Extracts from a graphics dataset:

· · · · · · ·

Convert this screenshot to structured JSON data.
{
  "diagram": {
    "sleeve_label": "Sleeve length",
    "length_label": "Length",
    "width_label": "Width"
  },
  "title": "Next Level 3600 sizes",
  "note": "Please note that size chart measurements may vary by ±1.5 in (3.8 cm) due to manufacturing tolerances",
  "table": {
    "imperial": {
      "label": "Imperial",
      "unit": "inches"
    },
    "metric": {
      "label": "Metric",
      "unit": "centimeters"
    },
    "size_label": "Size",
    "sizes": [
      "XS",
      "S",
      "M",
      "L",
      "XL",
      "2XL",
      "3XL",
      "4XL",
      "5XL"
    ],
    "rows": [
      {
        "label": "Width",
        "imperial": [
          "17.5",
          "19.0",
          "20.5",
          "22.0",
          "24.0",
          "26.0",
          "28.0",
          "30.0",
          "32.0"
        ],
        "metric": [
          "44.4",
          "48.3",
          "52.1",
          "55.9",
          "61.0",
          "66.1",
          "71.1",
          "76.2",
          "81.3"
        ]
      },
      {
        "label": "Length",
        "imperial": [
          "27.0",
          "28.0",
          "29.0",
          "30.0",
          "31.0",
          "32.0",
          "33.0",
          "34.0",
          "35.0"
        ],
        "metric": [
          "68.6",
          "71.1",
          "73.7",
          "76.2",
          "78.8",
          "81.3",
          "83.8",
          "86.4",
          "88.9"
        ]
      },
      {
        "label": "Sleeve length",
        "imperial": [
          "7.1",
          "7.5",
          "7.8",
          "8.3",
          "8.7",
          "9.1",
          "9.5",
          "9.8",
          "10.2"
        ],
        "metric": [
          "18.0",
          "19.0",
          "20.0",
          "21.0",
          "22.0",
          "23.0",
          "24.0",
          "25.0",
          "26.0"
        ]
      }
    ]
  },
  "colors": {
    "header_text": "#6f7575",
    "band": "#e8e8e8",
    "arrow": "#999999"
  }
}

· · · · · · ·

» **DO THIS**:
Copy all data exactly, start to finish.

» **RESULT OF THE TASK**:
Convert this screenshot to structured JSON data.
{
  "diagram": {
    "sleeve_label": "Sleeve length",
    "length_label": "Length",
    "width_label": "Width"
  },
  "title": "Next Level 3600 sizes",
  "note": "Please note that size chart measurements may vary by ±1.5 in (3.8 cm) due to manufacturing tolerances",
  "table": {
    "imperial": {
      "label": "Imperial",
      "unit": "inches"
    },
    "metric": {
      "label": "Metric",
      "unit": "centimeters"
    },
    "size_label": "Size",
    "sizes": [
      "XS",
      "S",
      "M",
      "L",
      "XL",
      "2XL",
      "3XL",
      "4XL",
      "5XL"
    ],
    "rows": [
      {
        "label": "Width",
        "imperial": [
          "17.5",
          "19.0",
          "20.5",
          "22.0",
          "24.0",
          "26.0",
          "28.0",
          "30.0",
          "32.0"
        ],
        "metric": [
          "44.4",
          "48.3",
          "52.1",
          "55.9",
          "61.0",
          "66.1",
          "71.1",
          "76.2",
          "81.3"
        ]
      },
      {
        "label": "Length",
        "imperial": [
          "27.0",
          "28.0",
          "29.0",
          "30.0",
          "31.0",
          "32.0",
          "33.0",
          "34.0",
          "35.0"
        ],
        "metric": [
          "68.6",
          "71.1",
          "73.7",
          "76.2",
          "78.8",
          "81.3",
          "83.8",
          "86.4",
          "88.9"
        ]
      },
      {
        "label": "Sleeve length",
        "imperial": [
          "7.1",
          "7.5",
          "7.8",
          "8.3",
          "8.7",
          "9.1",
          "9.5",
          "9.8",
          "10.2"
        ],
        "metric": [
          "18.0",
          "19.0",
          "20.0",
          "21.0",
          "22.0",
          "23.0",
          "24.0",
          "25.0",
          "26.0"
        ]
      }
    ]
  },
  "colors": {
    "header_text": "#6f7575",
    "band": "#e8e8e8",
    "arrow": "#999999"
  }
}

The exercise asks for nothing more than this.